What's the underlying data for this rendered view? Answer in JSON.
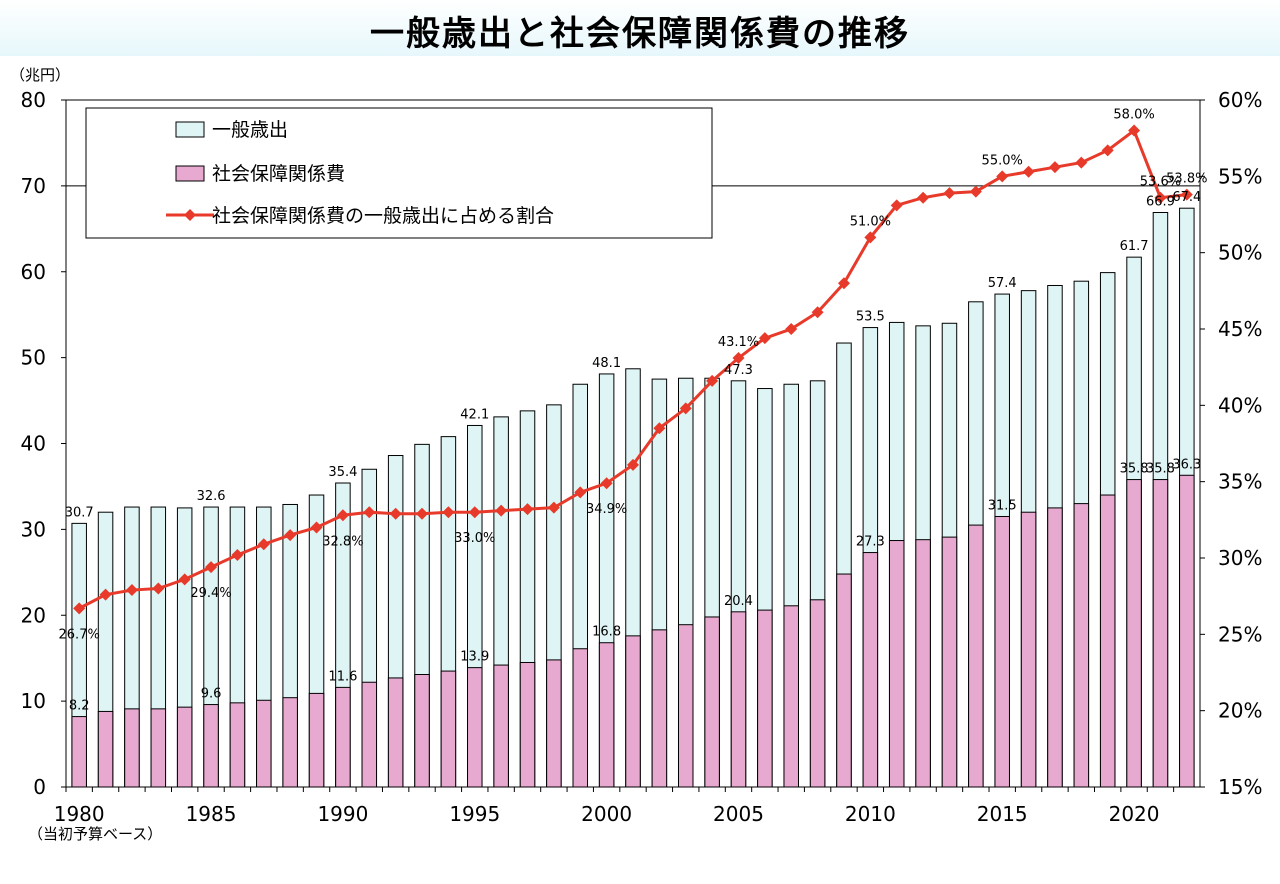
{
  "page": {
    "title": "一般歳出と社会保障関係費の推移",
    "y_unit_label": "（兆円）",
    "note": "（当初予算ベース）"
  },
  "chart_data": {
    "type": "bar",
    "title": "一般歳出と社会保障関係費の推移",
    "x": [
      1980,
      1981,
      1982,
      1983,
      1984,
      1985,
      1986,
      1987,
      1988,
      1989,
      1990,
      1991,
      1992,
      1993,
      1994,
      1995,
      1996,
      1997,
      1998,
      1999,
      2000,
      2001,
      2002,
      2003,
      2004,
      2005,
      2006,
      2007,
      2008,
      2009,
      2010,
      2011,
      2012,
      2013,
      2014,
      2015,
      2016,
      2017,
      2018,
      2019,
      2020,
      2021,
      2022
    ],
    "x_ticks": [
      "1980",
      "1985",
      "1990",
      "1995",
      "2000",
      "2005",
      "2010",
      "2015",
      "2020"
    ],
    "y_left": {
      "range": [
        0,
        80
      ],
      "ticks": [
        "0",
        "10",
        "20",
        "30",
        "40",
        "50",
        "60",
        "70",
        "80"
      ]
    },
    "y_right": {
      "range": [
        15,
        60
      ],
      "ticks": [
        "15%",
        "20%",
        "25%",
        "30%",
        "35%",
        "40%",
        "45%",
        "50%",
        "55%",
        "60%"
      ]
    },
    "gridlines": [
      70,
      80
    ],
    "legend_position": "top-left",
    "series": [
      {
        "name": "一般歳出",
        "type": "bar",
        "color": "#dff5f5",
        "values": [
          30.7,
          32.0,
          32.6,
          32.6,
          32.5,
          32.6,
          32.6,
          32.6,
          32.9,
          34.0,
          35.4,
          37.0,
          38.6,
          39.9,
          40.8,
          42.1,
          43.1,
          43.8,
          44.5,
          46.9,
          48.1,
          48.7,
          47.5,
          47.6,
          47.6,
          47.3,
          46.4,
          46.9,
          47.3,
          51.7,
          53.5,
          54.1,
          53.7,
          54.0,
          56.5,
          57.4,
          57.8,
          58.4,
          58.9,
          59.9,
          61.7,
          66.9,
          67.4
        ],
        "labels": [
          "30.7",
          "",
          "",
          "",
          "",
          "32.6",
          "",
          "",
          "",
          "",
          "35.4",
          "",
          "",
          "",
          "",
          "42.1",
          "",
          "",
          "",
          "",
          "48.1",
          "",
          "",
          "",
          "",
          "47.3",
          "",
          "",
          "",
          "",
          "53.5",
          "",
          "",
          "",
          "",
          "57.4",
          "",
          "",
          "",
          "",
          "61.7",
          "66.9",
          "67.4"
        ]
      },
      {
        "name": "社会保障関係費",
        "type": "bar",
        "color": "#e7a9cf",
        "values": [
          8.2,
          8.8,
          9.1,
          9.1,
          9.3,
          9.6,
          9.8,
          10.1,
          10.4,
          10.9,
          11.6,
          12.2,
          12.7,
          13.1,
          13.5,
          13.9,
          14.2,
          14.5,
          14.8,
          16.1,
          16.8,
          17.6,
          18.3,
          18.9,
          19.8,
          20.4,
          20.6,
          21.1,
          21.8,
          24.8,
          27.3,
          28.7,
          28.8,
          29.1,
          30.5,
          31.5,
          32.0,
          32.5,
          33.0,
          34.0,
          35.8,
          35.8,
          36.3
        ],
        "labels": [
          "8.2",
          "",
          "",
          "",
          "",
          "9.6",
          "",
          "",
          "",
          "",
          "11.6",
          "",
          "",
          "",
          "",
          "13.9",
          "",
          "",
          "",
          "",
          "16.8",
          "",
          "",
          "",
          "",
          "20.4",
          "",
          "",
          "",
          "",
          "27.3",
          "",
          "",
          "",
          "",
          "31.5",
          "",
          "",
          "",
          "",
          "35.8",
          "35.8",
          "36.3"
        ]
      },
      {
        "name": "社会保障関係費の一般歳出に占める割合",
        "type": "line",
        "axis": "right",
        "color": "#e83a2a",
        "values": [
          26.7,
          27.6,
          27.9,
          28.0,
          28.6,
          29.4,
          30.2,
          30.9,
          31.5,
          32.0,
          32.8,
          33.0,
          32.9,
          32.9,
          33.0,
          33.0,
          33.1,
          33.2,
          33.3,
          34.3,
          34.9,
          36.1,
          38.5,
          39.8,
          41.6,
          43.1,
          44.4,
          45.0,
          46.1,
          48.0,
          51.0,
          53.1,
          53.6,
          53.9,
          54.0,
          55.0,
          55.3,
          55.6,
          55.9,
          56.7,
          58.0,
          53.6,
          53.8
        ],
        "labels": [
          "26.7%",
          "",
          "",
          "",
          "",
          "29.4%",
          "",
          "",
          "",
          "",
          "32.8%",
          "",
          "",
          "",
          "",
          "33.0%",
          "",
          "",
          "",
          "",
          "34.9%",
          "",
          "",
          "",
          "",
          "43.1%",
          "",
          "",
          "",
          "",
          "51.0%",
          "",
          "",
          "",
          "",
          "55.0%",
          "",
          "",
          "",
          "",
          "58.0%",
          "53.6%",
          "53.8%"
        ]
      }
    ]
  }
}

====================

Copy the listing exactly. Any image in it stays out of the copy.

What's the underlying data for this rendered view? Answer in JSON.
{
  "page": {
    "title": "一般歳出と社会保障関係費の推移",
    "y_unit_label": "（兆円）",
    "note": "（当初予算ベース）"
  },
  "chart_data": {
    "type": "bar",
    "title": "一般歳出と社会保障関係費の推移",
    "x": [
      1980,
      1981,
      1982,
      1983,
      1984,
      1985,
      1986,
      1987,
      1988,
      1989,
      1990,
      1991,
      1992,
      1993,
      1994,
      1995,
      1996,
      1997,
      1998,
      1999,
      2000,
      2001,
      2002,
      2003,
      2004,
      2005,
      2006,
      2007,
      2008,
      2009,
      2010,
      2011,
      2012,
      2013,
      2014,
      2015,
      2016,
      2017,
      2018,
      2019,
      2020,
      2021,
      2022
    ],
    "x_ticks": [
      "1980",
      "1985",
      "1990",
      "1995",
      "2000",
      "2005",
      "2010",
      "2015",
      "2020"
    ],
    "y_left": {
      "range": [
        0,
        80
      ],
      "ticks": [
        "0",
        "10",
        "20",
        "30",
        "40",
        "50",
        "60",
        "70",
        "80"
      ]
    },
    "y_right": {
      "range": [
        15,
        60
      ],
      "ticks": [
        "15%",
        "20%",
        "25%",
        "30%",
        "35%",
        "40%",
        "45%",
        "50%",
        "55%",
        "60%"
      ]
    },
    "gridlines": [
      70,
      80
    ],
    "legend_position": "top-left",
    "series": [
      {
        "name": "一般歳出",
        "type": "bar",
        "color": "#dff5f5",
        "values": [
          30.7,
          32.0,
          32.6,
          32.6,
          32.5,
          32.6,
          32.6,
          32.6,
          32.9,
          34.0,
          35.4,
          37.0,
          38.6,
          39.9,
          40.8,
          42.1,
          43.1,
          43.8,
          44.5,
          46.9,
          48.1,
          48.7,
          47.5,
          47.6,
          47.6,
          47.3,
          46.4,
          46.9,
          47.3,
          51.7,
          53.5,
          54.1,
          53.7,
          54.0,
          56.5,
          57.4,
          57.8,
          58.4,
          58.9,
          59.9,
          61.7,
          66.9,
          67.4
        ],
        "labels": [
          "30.7",
          "",
          "",
          "",
          "",
          "32.6",
          "",
          "",
          "",
          "",
          "35.4",
          "",
          "",
          "",
          "",
          "42.1",
          "",
          "",
          "",
          "",
          "48.1",
          "",
          "",
          "",
          "",
          "47.3",
          "",
          "",
          "",
          "",
          "53.5",
          "",
          "",
          "",
          "",
          "57.4",
          "",
          "",
          "",
          "",
          "61.7",
          "66.9",
          "67.4"
        ]
      },
      {
        "name": "社会保障関係費",
        "type": "bar",
        "color": "#e7a9cf",
        "values": [
          8.2,
          8.8,
          9.1,
          9.1,
          9.3,
          9.6,
          9.8,
          10.1,
          10.4,
          10.9,
          11.6,
          12.2,
          12.7,
          13.1,
          13.5,
          13.9,
          14.2,
          14.5,
          14.8,
          16.1,
          16.8,
          17.6,
          18.3,
          18.9,
          19.8,
          20.4,
          20.6,
          21.1,
          21.8,
          24.8,
          27.3,
          28.7,
          28.8,
          29.1,
          30.5,
          31.5,
          32.0,
          32.5,
          33.0,
          34.0,
          35.8,
          35.8,
          36.3
        ],
        "labels": [
          "8.2",
          "",
          "",
          "",
          "",
          "9.6",
          "",
          "",
          "",
          "",
          "11.6",
          "",
          "",
          "",
          "",
          "13.9",
          "",
          "",
          "",
          "",
          "16.8",
          "",
          "",
          "",
          "",
          "20.4",
          "",
          "",
          "",
          "",
          "27.3",
          "",
          "",
          "",
          "",
          "31.5",
          "",
          "",
          "",
          "",
          "35.8",
          "35.8",
          "36.3"
        ]
      },
      {
        "name": "社会保障関係費の一般歳出に占める割合",
        "type": "line",
        "axis": "right",
        "color": "#e83a2a",
        "values": [
          26.7,
          27.6,
          27.9,
          28.0,
          28.6,
          29.4,
          30.2,
          30.9,
          31.5,
          32.0,
          32.8,
          33.0,
          32.9,
          32.9,
          33.0,
          33.0,
          33.1,
          33.2,
          33.3,
          34.3,
          34.9,
          36.1,
          38.5,
          39.8,
          41.6,
          43.1,
          44.4,
          45.0,
          46.1,
          48.0,
          51.0,
          53.1,
          53.6,
          53.9,
          54.0,
          55.0,
          55.3,
          55.6,
          55.9,
          56.7,
          58.0,
          53.6,
          53.8
        ],
        "labels": [
          "26.7%",
          "",
          "",
          "",
          "",
          "29.4%",
          "",
          "",
          "",
          "",
          "32.8%",
          "",
          "",
          "",
          "",
          "33.0%",
          "",
          "",
          "",
          "",
          "34.9%",
          "",
          "",
          "",
          "",
          "43.1%",
          "",
          "",
          "",
          "",
          "51.0%",
          "",
          "",
          "",
          "",
          "55.0%",
          "",
          "",
          "",
          "",
          "58.0%",
          "53.6%",
          "53.8%"
        ]
      }
    ]
  }
}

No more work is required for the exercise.